_Aim_
Can you write out all of the material below, word for word?

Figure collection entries
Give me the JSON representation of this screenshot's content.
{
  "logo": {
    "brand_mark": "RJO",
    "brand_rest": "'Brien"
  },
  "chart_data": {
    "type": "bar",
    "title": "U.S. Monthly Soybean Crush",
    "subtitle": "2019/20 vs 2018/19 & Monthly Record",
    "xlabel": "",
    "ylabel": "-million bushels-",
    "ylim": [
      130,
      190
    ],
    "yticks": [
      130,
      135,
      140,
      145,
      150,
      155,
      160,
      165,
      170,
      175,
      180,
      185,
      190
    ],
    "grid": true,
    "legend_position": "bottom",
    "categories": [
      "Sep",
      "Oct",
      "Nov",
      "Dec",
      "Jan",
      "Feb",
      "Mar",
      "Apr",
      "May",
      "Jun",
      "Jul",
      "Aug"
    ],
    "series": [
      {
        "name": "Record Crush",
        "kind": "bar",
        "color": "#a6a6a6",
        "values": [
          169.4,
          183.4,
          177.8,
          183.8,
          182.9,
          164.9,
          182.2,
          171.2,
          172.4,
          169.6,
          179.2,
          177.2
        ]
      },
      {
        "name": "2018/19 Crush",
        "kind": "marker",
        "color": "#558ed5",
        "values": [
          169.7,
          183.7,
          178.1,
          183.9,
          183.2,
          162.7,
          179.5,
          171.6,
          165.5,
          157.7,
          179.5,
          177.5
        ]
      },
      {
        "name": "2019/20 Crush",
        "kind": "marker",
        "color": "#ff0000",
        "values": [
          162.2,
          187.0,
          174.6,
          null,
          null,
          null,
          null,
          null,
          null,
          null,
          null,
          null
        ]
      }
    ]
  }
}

_Exercise result_
Give me the JSON representation of this screenshot's content.
{
  "logo": {
    "brand_mark": "RJO",
    "brand_rest": "'Brien"
  },
  "chart_data": {
    "type": "bar",
    "title": "U.S. Monthly Soybean Crush",
    "subtitle": "2019/20 vs 2018/19 & Monthly Record",
    "xlabel": "",
    "ylabel": "-million bushels-",
    "ylim": [
      130,
      190
    ],
    "yticks": [
      130,
      135,
      140,
      145,
      150,
      155,
      160,
      165,
      170,
      175,
      180,
      185,
      190
    ],
    "grid": true,
    "legend_position": "bottom",
    "categories": [
      "Sep",
      "Oct",
      "Nov",
      "Dec",
      "Jan",
      "Feb",
      "Mar",
      "Apr",
      "May",
      "Jun",
      "Jul",
      "Aug"
    ],
    "series": [
      {
        "name": "Record Crush",
        "kind": "bar",
        "color": "#a6a6a6",
        "values": [
          169.4,
          183.4,
          177.8,
          183.8,
          182.9,
          164.9,
          182.2,
          171.2,
          172.4,
          169.6,
          179.2,
          177.2
        ]
      },
      {
        "name": "2018/19 Crush",
        "kind": "marker",
        "color": "#558ed5",
        "values": [
          169.7,
          183.7,
          178.1,
          183.9,
          183.2,
          162.7,
          179.5,
          171.6,
          165.5,
          157.7,
          179.5,
          177.5
        ]
      },
      {
        "name": "2019/20 Crush",
        "kind": "marker",
        "color": "#ff0000",
        "values": [
          162.2,
          187.0,
          174.6,
          null,
          null,
          null,
          null,
          null,
          null,
          null,
          null,
          null
        ]
      }
    ]
  }
}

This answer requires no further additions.